'''
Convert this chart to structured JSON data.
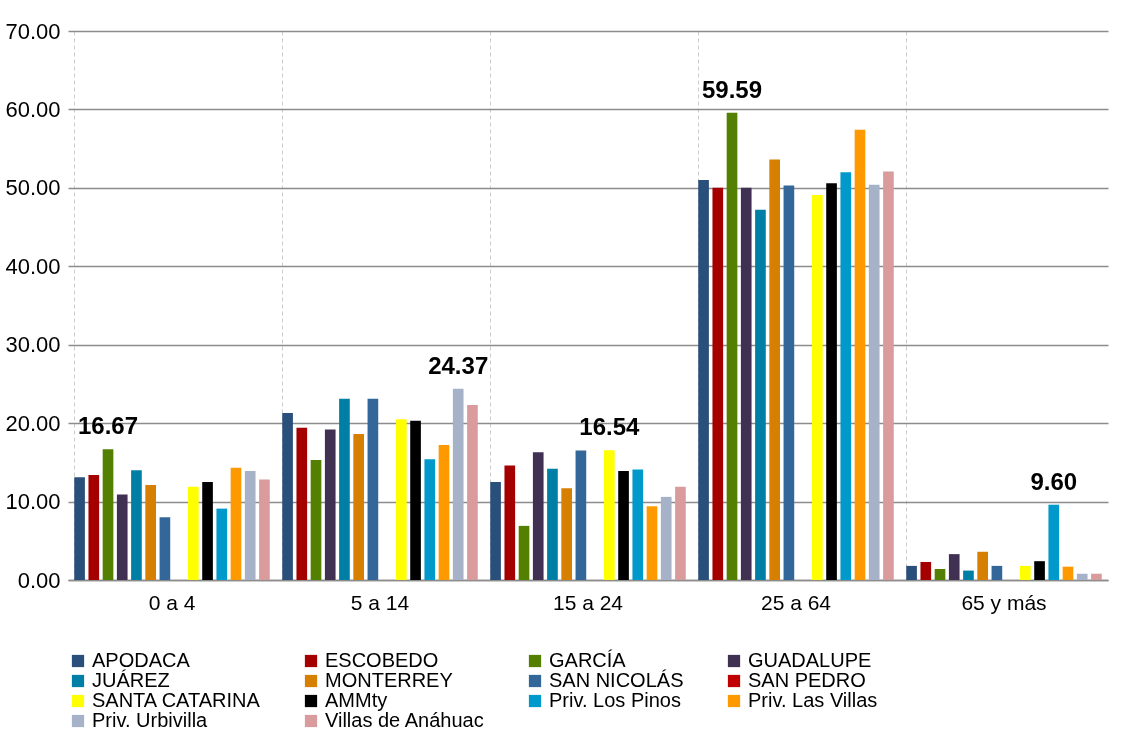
{
  "chart_data": {
    "type": "bar",
    "categories": [
      "0 a 4",
      "5 a 14",
      "15 a 24",
      "25 a 64",
      "65 y más"
    ],
    "series": [
      {
        "name": "APODACA",
        "color": "#2a4f7a",
        "values": [
          13.1,
          21.3,
          12.5,
          51.0,
          1.8
        ]
      },
      {
        "name": "ESCOBEDO",
        "color": "#a50000",
        "values": [
          13.4,
          19.4,
          14.6,
          50.0,
          2.3
        ]
      },
      {
        "name": "GARCÍA",
        "color": "#538000",
        "values": [
          16.67,
          15.3,
          6.9,
          59.59,
          1.4
        ],
        "value_labels": [
          "16.67",
          null,
          null,
          "59.59",
          null
        ]
      },
      {
        "name": "GUADALUPE",
        "color": "#403152",
        "values": [
          10.9,
          19.2,
          16.3,
          50.0,
          3.3
        ]
      },
      {
        "name": "JUÁREZ",
        "color": "#007fa6",
        "values": [
          14.0,
          23.1,
          14.2,
          47.2,
          1.2
        ]
      },
      {
        "name": "MONTERREY",
        "color": "#d67f00",
        "values": [
          12.1,
          18.6,
          11.7,
          53.6,
          3.6
        ]
      },
      {
        "name": "SAN NICOLÁS",
        "color": "#336699",
        "values": [
          8.0,
          23.1,
          16.5,
          50.3,
          1.8
        ]
      },
      {
        "name": "SAN PEDRO",
        "color": "#c00000",
        "values": [
          null,
          null,
          null,
          null,
          null
        ]
      },
      {
        "name": "SANTA CATARINA",
        "color": "#ffff00",
        "values": [
          11.9,
          20.5,
          16.54,
          49.1,
          1.8
        ],
        "value_labels": [
          null,
          null,
          "16.54",
          null,
          null
        ]
      },
      {
        "name": "AMMty",
        "color": "#000000",
        "values": [
          12.5,
          20.3,
          13.9,
          50.6,
          2.4
        ]
      },
      {
        "name": "Priv. Los Pinos",
        "color": "#0099cc",
        "values": [
          9.1,
          15.4,
          14.1,
          52.0,
          9.6
        ],
        "value_labels": [
          null,
          null,
          null,
          null,
          "9.60"
        ]
      },
      {
        "name": "Priv. Las Villas",
        "color": "#ff9900",
        "values": [
          14.3,
          17.2,
          9.4,
          57.4,
          1.7
        ]
      },
      {
        "name": "Priv. Urbivilla",
        "color": "#a6b2c8",
        "values": [
          13.9,
          24.37,
          10.6,
          50.4,
          0.8
        ],
        "value_labels": [
          null,
          "24.37",
          null,
          null,
          null
        ]
      },
      {
        "name": "Villas de Anáhuac",
        "color": "#d99b9b",
        "values": [
          12.8,
          22.3,
          11.9,
          52.1,
          0.8
        ]
      }
    ],
    "ylim": [
      0,
      70
    ],
    "yticks": [
      {
        "value": 0,
        "label": "0.00"
      },
      {
        "value": 10,
        "label": "10.00"
      },
      {
        "value": 20,
        "label": "20.00"
      },
      {
        "value": 30,
        "label": "30.00"
      },
      {
        "value": 40,
        "label": "40.00"
      },
      {
        "value": 50,
        "label": "50.00"
      },
      {
        "value": 60,
        "label": "60.00"
      },
      {
        "value": 70,
        "label": "70.00"
      }
    ],
    "grid": true,
    "legend": "bottom"
  }
}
'''
### Written instruction
Pick out and copy every line that contains the word "Priv".

### Exercise answer
        "name": "Priv. Los Pinos",
        "name": "Priv. Las Villas",
        "name": "Priv. Urbivilla",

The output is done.